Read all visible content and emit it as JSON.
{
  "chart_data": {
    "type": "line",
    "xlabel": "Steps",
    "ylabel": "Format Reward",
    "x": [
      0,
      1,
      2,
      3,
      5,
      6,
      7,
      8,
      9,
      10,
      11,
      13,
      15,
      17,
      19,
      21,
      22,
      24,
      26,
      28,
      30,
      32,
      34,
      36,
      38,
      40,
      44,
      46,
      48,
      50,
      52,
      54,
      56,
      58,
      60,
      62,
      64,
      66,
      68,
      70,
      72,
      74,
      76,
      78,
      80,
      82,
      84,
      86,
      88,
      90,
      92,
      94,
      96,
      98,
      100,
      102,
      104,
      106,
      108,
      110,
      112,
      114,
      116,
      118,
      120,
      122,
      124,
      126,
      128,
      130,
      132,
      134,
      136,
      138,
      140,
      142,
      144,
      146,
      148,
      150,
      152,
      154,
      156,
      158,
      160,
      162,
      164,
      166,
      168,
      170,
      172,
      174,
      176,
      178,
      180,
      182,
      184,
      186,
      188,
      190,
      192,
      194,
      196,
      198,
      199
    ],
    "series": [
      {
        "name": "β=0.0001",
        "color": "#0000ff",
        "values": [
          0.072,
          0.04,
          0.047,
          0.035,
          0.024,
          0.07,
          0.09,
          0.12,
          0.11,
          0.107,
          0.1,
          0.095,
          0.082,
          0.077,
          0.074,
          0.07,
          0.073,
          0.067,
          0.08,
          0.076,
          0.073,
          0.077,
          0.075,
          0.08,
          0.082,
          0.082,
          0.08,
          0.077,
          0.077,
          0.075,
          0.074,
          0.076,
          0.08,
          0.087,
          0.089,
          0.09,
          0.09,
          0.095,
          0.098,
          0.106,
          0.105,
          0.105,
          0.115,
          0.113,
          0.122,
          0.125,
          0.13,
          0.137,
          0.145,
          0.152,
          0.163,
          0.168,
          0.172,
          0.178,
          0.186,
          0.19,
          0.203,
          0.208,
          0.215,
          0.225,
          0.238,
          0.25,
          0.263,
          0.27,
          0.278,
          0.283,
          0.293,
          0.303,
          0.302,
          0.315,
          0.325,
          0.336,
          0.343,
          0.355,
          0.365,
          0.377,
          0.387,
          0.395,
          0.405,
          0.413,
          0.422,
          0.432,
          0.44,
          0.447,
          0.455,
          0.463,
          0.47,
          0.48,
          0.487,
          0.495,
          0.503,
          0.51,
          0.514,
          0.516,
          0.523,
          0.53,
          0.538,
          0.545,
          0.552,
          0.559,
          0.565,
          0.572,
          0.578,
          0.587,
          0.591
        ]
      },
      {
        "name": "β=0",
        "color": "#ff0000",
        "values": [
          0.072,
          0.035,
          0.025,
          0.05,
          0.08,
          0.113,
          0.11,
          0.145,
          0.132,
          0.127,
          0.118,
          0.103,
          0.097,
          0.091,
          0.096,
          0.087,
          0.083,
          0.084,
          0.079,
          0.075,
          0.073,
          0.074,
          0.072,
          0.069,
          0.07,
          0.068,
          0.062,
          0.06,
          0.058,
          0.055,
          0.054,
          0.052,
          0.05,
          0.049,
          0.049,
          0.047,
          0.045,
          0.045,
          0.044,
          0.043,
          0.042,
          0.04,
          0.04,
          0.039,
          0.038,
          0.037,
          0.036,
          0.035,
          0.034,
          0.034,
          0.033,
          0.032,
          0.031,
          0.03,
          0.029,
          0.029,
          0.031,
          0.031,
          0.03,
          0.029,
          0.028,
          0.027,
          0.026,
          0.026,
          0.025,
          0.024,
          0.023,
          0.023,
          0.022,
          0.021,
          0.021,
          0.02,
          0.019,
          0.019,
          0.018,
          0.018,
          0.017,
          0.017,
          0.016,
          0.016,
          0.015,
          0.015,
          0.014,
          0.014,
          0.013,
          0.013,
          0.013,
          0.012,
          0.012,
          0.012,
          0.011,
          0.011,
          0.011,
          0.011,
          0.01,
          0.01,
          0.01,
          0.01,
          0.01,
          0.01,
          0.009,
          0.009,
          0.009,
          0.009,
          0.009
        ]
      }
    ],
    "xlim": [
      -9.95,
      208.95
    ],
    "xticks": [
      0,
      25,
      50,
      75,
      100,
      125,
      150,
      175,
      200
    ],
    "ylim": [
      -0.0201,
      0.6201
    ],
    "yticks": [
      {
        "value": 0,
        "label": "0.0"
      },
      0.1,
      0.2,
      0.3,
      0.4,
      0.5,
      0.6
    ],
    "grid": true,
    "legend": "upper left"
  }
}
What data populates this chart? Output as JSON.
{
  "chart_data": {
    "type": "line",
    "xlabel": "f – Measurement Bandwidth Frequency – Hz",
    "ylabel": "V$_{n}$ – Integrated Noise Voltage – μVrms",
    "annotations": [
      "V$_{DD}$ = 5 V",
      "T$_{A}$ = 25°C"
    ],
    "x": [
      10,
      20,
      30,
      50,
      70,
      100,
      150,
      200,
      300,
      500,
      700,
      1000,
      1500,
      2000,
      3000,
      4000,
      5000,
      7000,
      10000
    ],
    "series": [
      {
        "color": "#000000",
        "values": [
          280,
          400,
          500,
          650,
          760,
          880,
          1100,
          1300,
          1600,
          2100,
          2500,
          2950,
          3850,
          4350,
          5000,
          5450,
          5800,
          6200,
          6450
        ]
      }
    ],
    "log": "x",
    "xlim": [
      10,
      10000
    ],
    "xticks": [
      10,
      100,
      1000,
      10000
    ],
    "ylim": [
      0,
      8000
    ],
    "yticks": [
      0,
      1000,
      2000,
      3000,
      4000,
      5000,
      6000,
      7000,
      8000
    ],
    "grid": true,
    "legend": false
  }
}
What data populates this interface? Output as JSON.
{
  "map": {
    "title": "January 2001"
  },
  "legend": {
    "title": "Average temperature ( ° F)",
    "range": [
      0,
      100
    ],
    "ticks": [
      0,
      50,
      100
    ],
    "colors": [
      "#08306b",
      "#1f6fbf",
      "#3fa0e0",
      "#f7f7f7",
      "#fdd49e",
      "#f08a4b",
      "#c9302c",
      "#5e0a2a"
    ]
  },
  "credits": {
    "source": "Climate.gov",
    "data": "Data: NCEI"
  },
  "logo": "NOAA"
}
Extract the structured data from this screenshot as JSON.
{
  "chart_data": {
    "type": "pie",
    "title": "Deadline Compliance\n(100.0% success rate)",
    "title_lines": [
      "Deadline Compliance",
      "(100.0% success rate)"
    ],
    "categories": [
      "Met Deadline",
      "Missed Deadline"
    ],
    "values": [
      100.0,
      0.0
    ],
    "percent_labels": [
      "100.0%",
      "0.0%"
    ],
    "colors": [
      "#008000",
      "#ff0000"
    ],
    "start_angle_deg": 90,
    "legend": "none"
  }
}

= = = = =

__Directive__.
Return each line of the records above exactly as it reads.

__Full response__.
Read all visible content and emit it as JSON.
{
  "chart_data": {
    "type": "line",
    "xlabel": "Steps",
    "ylabel": "Format Reward",
    "x": [
      0,
      1,
      2,
      3,
      5,
      6,
      7,
      8,
      9,
      10,
      11,
      13,
      15,
      17,
      19,
      21,
      22,
      24,
      26,
      28,
      30,
      32,
      34,
      36,
      38,
      40,
      44,
      46,
      48,
      50,
      52,
      54,
      56,
      58,
      60,
      62,
      64,
      66,
      68,
      70,
      72,
      74,
      76,
      78,
      80,
      82,
      84,
      86,
      88,
      90,
      92,
      94,
      96,
      98,
      100,
      102,
      104,
      106,
      108,
      110,
      112,
      114,
      116,
      118,
      120,
      122,
      124,
      126,
      128,
      130,
      132,
      134,
      136,
      138,
      140,
      142,
      144,
      146,
      148,
      150,
      152,
      154,
      156,
      158,
      160,
      162,
      164,
      166,
      168,
      170,
      172,
      174,
      176,
      178,
      180,
      182,
      184,
      186,
      188,
      190,
      192,
      194,
      196,
      198,
      199
    ],
    "series": [
      {
        "name": "β=0.0001",
        "color": "#0000ff",
        "values": [
          0.072,
          0.04,
          0.047,
          0.035,
          0.024,
          0.07,
          0.09,
          0.12,
          0.11,
          0.107,
          0.1,
          0.095,
          0.082,
          0.077,
          0.074,
          0.07,
          0.073,
          0.067,
          0.08,
          0.076,
          0.073,
          0.077,
          0.075,
          0.08,
          0.082,
          0.082,
          0.08,
          0.077,
          0.077,
          0.075,
          0.074,
          0.076,
          0.08,
          0.087,
          0.089,
          0.09,
          0.09,
          0.095,
          0.098,
          0.106,
          0.105,
          0.105,
          0.115,
          0.113,
          0.122,
          0.125,
          0.13,
          0.137,
          0.145,
          0.152,
          0.163,
          0.168,
          0.172,
          0.178,
          0.186,
          0.19,
          0.203,
          0.208,
          0.215,
          0.225,
          0.238,
          0.25,
          0.263,
          0.27,
          0.278,
          0.283,
          0.293,
          0.303,
          0.302,
          0.315,
          0.325,
          0.336,
          0.343,
          0.355,
          0.365,
          0.377,
          0.387,
          0.395,
          0.405,
          0.413,
          0.422,
          0.432,
          0.44,
          0.447,
          0.455,
          0.463,
          0.47,
          0.48,
          0.487,
          0.495,
          0.503,
          0.51,
          0.514,
          0.516,
          0.523,
          0.53,
          0.538,
          0.545,
          0.552,
          0.559,
          0.565,
          0.572,
          0.578,
          0.587,
          0.591
        ]
      },
      {
        "name": "β=0",
        "color": "#ff0000",
        "values": [
          0.072,
          0.035,
          0.025,
          0.05,
          0.08,
          0.113,
          0.11,
          0.145,
          0.132,
          0.127,
          0.118,
          0.103,
          0.097,
          0.091,
          0.096,
          0.087,
          0.083,
          0.084,
          0.079,
          0.075,
          0.073,
          0.074,
          0.072,
          0.069,
          0.07,
          0.068,
          0.062,
          0.06,
          0.058,
          0.055,
          0.054,
          0.052,
          0.05,
          0.049,
          0.049,
          0.047,
          0.045,
          0.045,
          0.044,
          0.043,
          0.042,
          0.04,
          0.04,
          0.039,
          0.038,
          0.037,
          0.036,
          0.035,
          0.034,
          0.034,
          0.033,
          0.032,
          0.031,
          0.03,
          0.029,
          0.029,
          0.031,
          0.031,
          0.03,
          0.029,
          0.028,
          0.027,
          0.026,
          0.026,
          0.025,
          0.024,
          0.023,
          0.023,
          0.022,
          0.021,
          0.021,
          0.02,
          0.019,
          0.019,
          0.018,
          0.018,
          0.017,
          0.017,
          0.016,
          0.016,
          0.015,
          0.015,
          0.014,
          0.014,
          0.013,
          0.013,
          0.013,
          0.012,
          0.012,
          0.012,
          0.011,
          0.011,
          0.011,
          0.011,
          0.01,
          0.01,
          0.01,
          0.01,
          0.01,
          0.01,
          0.009,
          0.009,
          0.009,
          0.009,
          0.009
        ]
      }
    ],
    "xlim": [
      -9.95,
      208.95
    ],
    "xticks": [
      0,
      25,
      50,
      75,
      100,
      125,
      150,
      175,
      200
    ],
    "ylim": [
      -0.0201,
      0.6201
    ],
    "yticks": [
      {
        "value": 0,
        "label": "0.0"
      },
      0.1,
      0.2,
      0.3,
      0.4,
      0.5,
      0.6
    ],
    "grid": true,
    "legend": "upper left"
  }
}
What data populates this chart? Output as JSON.
{
  "chart_data": {
    "type": "line",
    "xlabel": "f – Measurement Bandwidth Frequency – Hz",
    "ylabel": "V$_{n}$ – Integrated Noise Voltage – μVrms",
    "annotations": [
      "V$_{DD}$ = 5 V",
      "T$_{A}$ = 25°C"
    ],
    "x": [
      10,
      20,
      30,
      50,
      70,
      100,
      150,
      200,
      300,
      500,
      700,
      1000,
      1500,
      2000,
      3000,
      4000,
      5000,
      7000,
      10000
    ],
    "series": [
      {
        "color": "#000000",
        "values": [
          280,
          400,
          500,
          650,
          760,
          880,
          1100,
          1300,
          1600,
          2100,
          2500,
          2950,
          3850,
          4350,
          5000,
          5450,
          5800,
          6200,
          6450
        ]
      }
    ],
    "log": "x",
    "xlim": [
      10,
      10000
    ],
    "xticks": [
      10,
      100,
      1000,
      10000
    ],
    "ylim": [
      0,
      8000
    ],
    "yticks": [
      0,
      1000,
      2000,
      3000,
      4000,
      5000,
      6000,
      7000,
      8000
    ],
    "grid": true,
    "legend": false
  }
}
What data populates this interface? Output as JSON.
{
  "map": {
    "title": "January 2001"
  },
  "legend": {
    "title": "Average temperature ( ° F)",
    "range": [
      0,
      100
    ],
    "ticks": [
      0,
      50,
      100
    ],
    "colors": [
      "#08306b",
      "#1f6fbf",
      "#3fa0e0",
      "#f7f7f7",
      "#fdd49e",
      "#f08a4b",
      "#c9302c",
      "#5e0a2a"
    ]
  },
  "credits": {
    "source": "Climate.gov",
    "data": "Data: NCEI"
  },
  "logo": "NOAA"
}
Extract the structured data from this screenshot as JSON.
{
  "chart_data": {
    "type": "pie",
    "title": "Deadline Compliance\n(100.0% success rate)",
    "title_lines": [
      "Deadline Compliance",
      "(100.0% success rate)"
    ],
    "categories": [
      "Met Deadline",
      "Missed Deadline"
    ],
    "values": [
      100.0,
      0.0
    ],
    "percent_labels": [
      "100.0%",
      "0.0%"
    ],
    "colors": [
      "#008000",
      "#ff0000"
    ],
    "start_angle_deg": 90,
    "legend": "none"
  }
}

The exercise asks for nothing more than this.